- **DO THIS**
Only lines holding the word "crocatus" should be copied from the material.

start TASK MATERIAL

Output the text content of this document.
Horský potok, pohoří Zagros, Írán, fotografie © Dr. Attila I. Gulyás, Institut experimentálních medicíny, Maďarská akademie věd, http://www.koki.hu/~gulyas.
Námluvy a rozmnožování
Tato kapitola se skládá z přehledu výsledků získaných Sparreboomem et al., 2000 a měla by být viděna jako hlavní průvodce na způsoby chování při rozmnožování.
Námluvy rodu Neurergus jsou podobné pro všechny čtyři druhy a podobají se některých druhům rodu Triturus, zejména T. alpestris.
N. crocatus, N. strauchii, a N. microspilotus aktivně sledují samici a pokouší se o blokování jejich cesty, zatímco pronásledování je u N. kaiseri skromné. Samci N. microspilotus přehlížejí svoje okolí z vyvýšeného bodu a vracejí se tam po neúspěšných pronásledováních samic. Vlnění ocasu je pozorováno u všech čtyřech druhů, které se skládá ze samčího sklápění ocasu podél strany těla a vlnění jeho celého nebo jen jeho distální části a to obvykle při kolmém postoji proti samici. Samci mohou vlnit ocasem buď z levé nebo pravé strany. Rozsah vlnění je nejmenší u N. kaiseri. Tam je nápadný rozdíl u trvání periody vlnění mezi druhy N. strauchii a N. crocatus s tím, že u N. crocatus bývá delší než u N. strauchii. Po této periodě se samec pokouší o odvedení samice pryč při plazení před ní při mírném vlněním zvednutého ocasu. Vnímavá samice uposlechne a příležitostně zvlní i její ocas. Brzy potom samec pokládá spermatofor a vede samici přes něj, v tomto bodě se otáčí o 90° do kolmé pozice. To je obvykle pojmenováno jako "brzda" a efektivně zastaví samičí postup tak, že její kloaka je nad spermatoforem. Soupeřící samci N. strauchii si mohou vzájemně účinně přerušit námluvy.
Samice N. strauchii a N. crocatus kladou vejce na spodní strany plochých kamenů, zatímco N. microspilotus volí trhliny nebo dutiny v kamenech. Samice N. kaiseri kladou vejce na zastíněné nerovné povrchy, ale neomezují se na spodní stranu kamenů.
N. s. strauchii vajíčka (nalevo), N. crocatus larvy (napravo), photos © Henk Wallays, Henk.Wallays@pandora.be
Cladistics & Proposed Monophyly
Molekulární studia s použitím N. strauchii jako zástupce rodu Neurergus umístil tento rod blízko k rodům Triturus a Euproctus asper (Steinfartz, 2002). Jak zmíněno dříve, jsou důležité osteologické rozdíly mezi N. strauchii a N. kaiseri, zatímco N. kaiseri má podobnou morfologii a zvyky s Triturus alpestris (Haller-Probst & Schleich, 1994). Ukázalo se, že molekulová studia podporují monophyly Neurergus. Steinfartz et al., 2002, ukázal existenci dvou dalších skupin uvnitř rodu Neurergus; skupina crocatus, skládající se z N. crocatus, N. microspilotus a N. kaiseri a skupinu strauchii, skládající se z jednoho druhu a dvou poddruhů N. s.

end TASK MATERIAL

- **ANSWER TO THE PROBLEM**
N. crocatus, N. strauchii, a N. microspilotus aktivně sledují samici a pokouší se o blokování jejich cesty, zatímco pronásledování je u N. kaiseri skromné. Samci N. microspilotus přehlížejí svoje okolí z vyvýšeného bodu a vracejí se tam po neúspěšných pronásledováních samic. Vlnění ocasu je pozorováno u všech čtyřech druhů, které se skládá ze samčího sklápění ocasu podél strany těla a vlnění jeho celého nebo jen jeho distální části a to obvykle při kolmém postoji proti samici. Samci mohou vlnit ocasem buď z levé nebo pravé strany. Rozsah vlnění je nejmenší u N. kaiseri. Tam je nápadný rozdíl u trvání periody vlnění mezi druhy N. strauchii a N. crocatus s tím, že u N. crocatus bývá delší než u N. strauchii. Po této periodě se samec pokouší o odvedení samice pryč při plazení před ní při mírném vlněním zvednutého ocasu. Vnímavá samice uposlechne a příležitostně zvlní i její ocas. Brzy potom samec pokládá spermatofor a vede samici přes něj, v tomto bodě se otáčí o 90° do kolmé pozice. To je obvykle pojmenováno jako "brzda" a efektivně zastaví samičí postup tak, že její kloaka je nad spermatoforem. Soupeřící samci N. strauchii si mohou vzájemně účinně přerušit námluvy.
Samice N. strauchii a N. crocatus kladou vejce na spodní strany plochých kamenů, zatímco N. microspilotus volí trhliny nebo dutiny v kamenech. Samice N. kaiseri kladou vejce na zastíněné nerovné povrchy, ale neomezují se na spodní stranu kamenů.
N. s. strauchii vajíčka (nalevo), N. crocatus larvy (napravo), photos © Henk Wallays, Henk.Wallays@pandora.be
Molekulární studia s použitím N. strauchii jako zástupce rodu Neurergus umístil tento rod blízko k rodům Triturus a Euproctus asper (Steinfartz, 2002). Jak zmíněno dříve, jsou důležité osteologické rozdíly mezi N. strauchii a N. kaiseri, zatímco N. kaiseri má podobnou morfologii a zvyky s Triturus alpestris (Haller-Probst & Schleich, 1994). Ukázalo se, že molekulová studia podporují monophyly Neurergus. Steinfartz et al., 2002, ukázal existenci dvou dalších skupin uvnitř rodu Neurergus; skupina crocatus, skládající se z N. crocatus, N. microspilotus a N. kaiseri a skupinu strauchii, skládající se z jednoho druhu a dvou poddruhů N. s.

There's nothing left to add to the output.